>> begin ENTRIES SUPPLIED

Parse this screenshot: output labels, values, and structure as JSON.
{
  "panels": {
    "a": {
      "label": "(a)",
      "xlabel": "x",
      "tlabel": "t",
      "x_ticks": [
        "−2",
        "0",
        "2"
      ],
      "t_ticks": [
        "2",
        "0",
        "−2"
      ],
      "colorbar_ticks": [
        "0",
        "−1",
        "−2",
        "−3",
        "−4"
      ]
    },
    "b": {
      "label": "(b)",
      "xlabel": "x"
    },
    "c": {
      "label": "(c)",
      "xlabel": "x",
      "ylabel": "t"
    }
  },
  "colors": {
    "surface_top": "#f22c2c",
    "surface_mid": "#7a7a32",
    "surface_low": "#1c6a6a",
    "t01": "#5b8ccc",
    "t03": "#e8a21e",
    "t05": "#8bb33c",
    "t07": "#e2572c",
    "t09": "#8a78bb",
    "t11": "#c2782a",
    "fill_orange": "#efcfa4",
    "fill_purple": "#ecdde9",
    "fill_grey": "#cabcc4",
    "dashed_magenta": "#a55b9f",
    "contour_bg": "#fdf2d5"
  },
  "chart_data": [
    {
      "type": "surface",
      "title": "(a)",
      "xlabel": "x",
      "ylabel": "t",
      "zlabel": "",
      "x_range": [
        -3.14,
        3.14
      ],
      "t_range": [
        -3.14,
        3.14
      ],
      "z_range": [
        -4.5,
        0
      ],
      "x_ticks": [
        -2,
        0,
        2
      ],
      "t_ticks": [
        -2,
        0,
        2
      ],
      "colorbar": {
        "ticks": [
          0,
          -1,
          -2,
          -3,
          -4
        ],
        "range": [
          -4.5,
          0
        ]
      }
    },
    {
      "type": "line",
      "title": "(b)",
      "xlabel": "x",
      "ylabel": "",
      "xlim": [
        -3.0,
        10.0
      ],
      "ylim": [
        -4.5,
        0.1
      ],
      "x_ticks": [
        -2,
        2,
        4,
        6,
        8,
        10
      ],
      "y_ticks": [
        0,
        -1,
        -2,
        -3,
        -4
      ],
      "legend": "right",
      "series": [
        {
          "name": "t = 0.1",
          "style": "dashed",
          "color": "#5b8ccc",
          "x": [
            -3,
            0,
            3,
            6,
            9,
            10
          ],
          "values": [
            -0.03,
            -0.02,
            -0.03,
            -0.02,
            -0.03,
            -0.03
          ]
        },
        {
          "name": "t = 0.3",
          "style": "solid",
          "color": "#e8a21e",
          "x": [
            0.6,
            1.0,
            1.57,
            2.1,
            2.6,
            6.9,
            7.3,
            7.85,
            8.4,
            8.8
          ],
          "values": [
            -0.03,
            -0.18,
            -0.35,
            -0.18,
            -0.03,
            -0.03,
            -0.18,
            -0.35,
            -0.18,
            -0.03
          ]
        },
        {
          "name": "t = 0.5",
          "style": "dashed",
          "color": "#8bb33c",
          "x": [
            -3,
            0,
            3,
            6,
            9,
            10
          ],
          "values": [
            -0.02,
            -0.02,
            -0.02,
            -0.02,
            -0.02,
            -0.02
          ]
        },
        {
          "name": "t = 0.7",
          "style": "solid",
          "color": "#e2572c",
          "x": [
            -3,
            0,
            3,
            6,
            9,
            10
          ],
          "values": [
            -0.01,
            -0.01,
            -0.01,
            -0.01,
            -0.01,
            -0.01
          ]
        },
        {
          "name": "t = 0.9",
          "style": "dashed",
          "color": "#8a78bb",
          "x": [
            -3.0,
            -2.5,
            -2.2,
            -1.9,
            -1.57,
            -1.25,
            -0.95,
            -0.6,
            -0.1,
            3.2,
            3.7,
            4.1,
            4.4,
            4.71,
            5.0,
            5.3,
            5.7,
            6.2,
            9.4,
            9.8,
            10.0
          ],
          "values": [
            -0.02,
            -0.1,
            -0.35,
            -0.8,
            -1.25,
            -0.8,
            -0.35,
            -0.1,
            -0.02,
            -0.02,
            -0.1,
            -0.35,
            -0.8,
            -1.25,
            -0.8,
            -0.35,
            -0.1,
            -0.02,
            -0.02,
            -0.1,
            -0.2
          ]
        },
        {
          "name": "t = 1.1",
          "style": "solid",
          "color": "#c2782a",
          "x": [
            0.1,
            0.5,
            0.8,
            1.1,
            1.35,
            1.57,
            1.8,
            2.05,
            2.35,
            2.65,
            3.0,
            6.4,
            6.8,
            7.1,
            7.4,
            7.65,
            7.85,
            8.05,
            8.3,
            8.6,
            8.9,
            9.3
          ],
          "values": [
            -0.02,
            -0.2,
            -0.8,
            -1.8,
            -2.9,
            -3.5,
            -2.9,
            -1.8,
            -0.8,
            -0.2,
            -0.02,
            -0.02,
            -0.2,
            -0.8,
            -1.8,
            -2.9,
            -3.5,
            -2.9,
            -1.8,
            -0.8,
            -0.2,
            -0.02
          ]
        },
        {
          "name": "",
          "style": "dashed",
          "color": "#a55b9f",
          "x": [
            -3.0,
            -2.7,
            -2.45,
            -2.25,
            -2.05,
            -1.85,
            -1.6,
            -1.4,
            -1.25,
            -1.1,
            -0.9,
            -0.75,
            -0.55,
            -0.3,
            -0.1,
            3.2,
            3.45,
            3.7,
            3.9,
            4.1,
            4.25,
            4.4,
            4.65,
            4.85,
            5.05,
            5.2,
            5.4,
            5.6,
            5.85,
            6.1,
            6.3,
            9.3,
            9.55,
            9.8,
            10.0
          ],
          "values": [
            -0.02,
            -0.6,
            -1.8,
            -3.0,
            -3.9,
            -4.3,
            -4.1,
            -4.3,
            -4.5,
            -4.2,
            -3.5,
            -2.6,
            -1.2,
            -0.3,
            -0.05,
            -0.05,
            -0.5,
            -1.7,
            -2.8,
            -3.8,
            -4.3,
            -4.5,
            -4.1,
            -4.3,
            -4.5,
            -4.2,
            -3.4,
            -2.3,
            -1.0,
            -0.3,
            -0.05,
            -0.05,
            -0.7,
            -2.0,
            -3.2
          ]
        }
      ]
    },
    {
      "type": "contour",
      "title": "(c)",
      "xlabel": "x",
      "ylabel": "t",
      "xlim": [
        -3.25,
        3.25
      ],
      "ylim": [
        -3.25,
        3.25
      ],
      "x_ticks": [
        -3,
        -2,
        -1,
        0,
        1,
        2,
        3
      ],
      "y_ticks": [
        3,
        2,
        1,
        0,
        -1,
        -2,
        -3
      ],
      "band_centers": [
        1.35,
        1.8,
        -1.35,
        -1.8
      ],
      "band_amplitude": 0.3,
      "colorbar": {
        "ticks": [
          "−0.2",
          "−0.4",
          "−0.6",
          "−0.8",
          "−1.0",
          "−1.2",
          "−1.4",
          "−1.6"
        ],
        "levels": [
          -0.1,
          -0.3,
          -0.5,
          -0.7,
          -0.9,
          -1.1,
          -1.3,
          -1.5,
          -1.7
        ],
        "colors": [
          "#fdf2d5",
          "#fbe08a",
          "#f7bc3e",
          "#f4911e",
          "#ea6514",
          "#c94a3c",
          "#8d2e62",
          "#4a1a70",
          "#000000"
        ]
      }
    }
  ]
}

>> end ENTRIES SUPPLIED

GIVEN EXERCISE
List all lines where "type" occurs.

EXERCISE ANSWER
      "type": "surface",
      "type": "line",
      "type": "contour",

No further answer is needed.